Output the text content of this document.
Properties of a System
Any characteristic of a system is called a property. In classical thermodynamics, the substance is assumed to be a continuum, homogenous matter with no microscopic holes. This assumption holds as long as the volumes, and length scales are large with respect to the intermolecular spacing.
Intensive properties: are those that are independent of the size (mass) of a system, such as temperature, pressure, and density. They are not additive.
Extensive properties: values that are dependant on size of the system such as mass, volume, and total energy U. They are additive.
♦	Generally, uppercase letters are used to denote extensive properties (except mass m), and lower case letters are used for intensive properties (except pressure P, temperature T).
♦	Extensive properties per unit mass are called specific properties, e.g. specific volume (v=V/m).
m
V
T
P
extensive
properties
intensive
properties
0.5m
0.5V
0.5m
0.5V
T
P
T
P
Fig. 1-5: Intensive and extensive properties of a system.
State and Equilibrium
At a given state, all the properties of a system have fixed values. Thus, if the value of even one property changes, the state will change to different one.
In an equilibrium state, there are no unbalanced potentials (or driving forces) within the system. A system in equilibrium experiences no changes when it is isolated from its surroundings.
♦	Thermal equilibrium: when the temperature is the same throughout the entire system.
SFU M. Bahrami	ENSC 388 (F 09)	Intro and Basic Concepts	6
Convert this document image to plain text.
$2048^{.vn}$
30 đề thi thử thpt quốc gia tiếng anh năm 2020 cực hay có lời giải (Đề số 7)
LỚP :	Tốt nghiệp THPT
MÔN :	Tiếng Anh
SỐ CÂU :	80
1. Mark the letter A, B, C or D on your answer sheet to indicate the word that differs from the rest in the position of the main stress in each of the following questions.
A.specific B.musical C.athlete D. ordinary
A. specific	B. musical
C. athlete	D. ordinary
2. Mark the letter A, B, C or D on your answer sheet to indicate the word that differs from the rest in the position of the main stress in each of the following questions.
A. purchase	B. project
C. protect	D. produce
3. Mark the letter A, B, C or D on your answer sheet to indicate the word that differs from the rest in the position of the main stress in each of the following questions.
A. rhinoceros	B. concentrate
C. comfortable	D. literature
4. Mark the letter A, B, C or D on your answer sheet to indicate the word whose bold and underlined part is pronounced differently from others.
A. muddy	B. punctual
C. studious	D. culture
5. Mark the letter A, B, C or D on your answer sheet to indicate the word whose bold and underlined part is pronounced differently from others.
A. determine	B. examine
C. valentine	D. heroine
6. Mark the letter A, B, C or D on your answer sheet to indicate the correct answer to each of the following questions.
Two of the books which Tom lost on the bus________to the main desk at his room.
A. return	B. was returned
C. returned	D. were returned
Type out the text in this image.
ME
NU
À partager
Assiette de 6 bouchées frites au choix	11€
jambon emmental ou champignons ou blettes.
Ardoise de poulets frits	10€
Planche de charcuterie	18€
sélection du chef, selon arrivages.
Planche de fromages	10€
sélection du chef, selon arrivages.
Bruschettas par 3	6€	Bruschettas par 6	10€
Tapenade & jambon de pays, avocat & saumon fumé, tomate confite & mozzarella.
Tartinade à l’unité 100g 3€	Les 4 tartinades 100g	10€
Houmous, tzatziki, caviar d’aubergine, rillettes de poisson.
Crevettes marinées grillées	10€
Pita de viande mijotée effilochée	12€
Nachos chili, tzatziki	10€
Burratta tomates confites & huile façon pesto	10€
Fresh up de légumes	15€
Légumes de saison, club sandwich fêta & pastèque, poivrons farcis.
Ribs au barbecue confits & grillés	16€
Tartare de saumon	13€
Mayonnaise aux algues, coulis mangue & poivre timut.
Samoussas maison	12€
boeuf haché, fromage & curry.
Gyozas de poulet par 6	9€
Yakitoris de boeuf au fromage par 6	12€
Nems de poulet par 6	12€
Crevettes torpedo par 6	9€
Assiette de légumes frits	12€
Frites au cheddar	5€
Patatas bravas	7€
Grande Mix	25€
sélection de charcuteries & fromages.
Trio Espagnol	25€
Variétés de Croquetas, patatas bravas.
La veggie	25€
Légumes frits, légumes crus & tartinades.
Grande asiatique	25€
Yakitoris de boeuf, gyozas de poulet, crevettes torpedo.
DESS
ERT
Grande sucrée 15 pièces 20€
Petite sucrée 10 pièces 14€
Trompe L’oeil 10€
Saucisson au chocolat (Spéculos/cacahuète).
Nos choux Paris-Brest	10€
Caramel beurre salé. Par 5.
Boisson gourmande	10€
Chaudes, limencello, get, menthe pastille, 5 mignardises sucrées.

*-*-*

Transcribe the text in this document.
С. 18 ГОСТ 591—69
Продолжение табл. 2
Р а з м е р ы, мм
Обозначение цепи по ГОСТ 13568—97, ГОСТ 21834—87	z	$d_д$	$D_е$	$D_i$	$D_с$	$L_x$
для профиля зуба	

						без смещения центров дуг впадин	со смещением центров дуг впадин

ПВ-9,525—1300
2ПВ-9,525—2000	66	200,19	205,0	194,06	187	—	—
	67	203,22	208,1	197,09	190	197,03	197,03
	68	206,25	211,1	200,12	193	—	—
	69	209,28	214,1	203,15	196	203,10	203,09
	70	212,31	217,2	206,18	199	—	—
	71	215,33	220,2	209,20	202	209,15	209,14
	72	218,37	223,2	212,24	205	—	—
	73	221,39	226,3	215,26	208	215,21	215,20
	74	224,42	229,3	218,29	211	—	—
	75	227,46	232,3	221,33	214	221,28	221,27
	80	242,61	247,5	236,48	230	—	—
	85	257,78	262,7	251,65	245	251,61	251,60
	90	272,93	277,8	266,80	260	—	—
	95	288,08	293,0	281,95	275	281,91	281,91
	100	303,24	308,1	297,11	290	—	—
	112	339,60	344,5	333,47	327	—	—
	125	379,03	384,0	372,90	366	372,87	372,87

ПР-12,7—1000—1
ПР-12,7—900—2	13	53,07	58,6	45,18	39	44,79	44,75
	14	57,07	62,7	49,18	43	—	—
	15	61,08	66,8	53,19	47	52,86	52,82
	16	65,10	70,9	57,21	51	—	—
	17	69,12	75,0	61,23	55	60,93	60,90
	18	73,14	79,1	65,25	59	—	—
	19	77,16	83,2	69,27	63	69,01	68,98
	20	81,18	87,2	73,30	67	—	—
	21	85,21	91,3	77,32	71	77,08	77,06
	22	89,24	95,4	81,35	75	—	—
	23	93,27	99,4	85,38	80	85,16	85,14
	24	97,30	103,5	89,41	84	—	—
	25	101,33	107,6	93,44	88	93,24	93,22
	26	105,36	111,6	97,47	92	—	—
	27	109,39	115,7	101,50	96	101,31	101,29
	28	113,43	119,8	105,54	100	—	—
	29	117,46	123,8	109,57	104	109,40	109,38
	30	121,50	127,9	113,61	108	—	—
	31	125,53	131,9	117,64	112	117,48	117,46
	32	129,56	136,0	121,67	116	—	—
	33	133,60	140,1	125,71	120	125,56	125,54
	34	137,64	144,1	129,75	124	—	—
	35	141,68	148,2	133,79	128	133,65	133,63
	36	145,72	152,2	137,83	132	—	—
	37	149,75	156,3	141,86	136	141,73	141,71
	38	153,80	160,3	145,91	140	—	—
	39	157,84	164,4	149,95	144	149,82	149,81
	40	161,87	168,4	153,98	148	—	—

*-*-*

Collect every line above that contains the word "main".

1. Mark the letter A, B, C or D on your answer sheet to indicate the word that differs from the rest in the position of the main stress in each of the following questions.
2. Mark the letter A, B, C or D on your answer sheet to indicate the word that differs from the rest in the position of the main stress in each of the following questions.
3. Mark the letter A, B, C or D on your answer sheet to indicate the word that differs from the rest in the position of the main stress in each of the following questions.
Two of the books which Tom lost on the bus________to the main desk at his room.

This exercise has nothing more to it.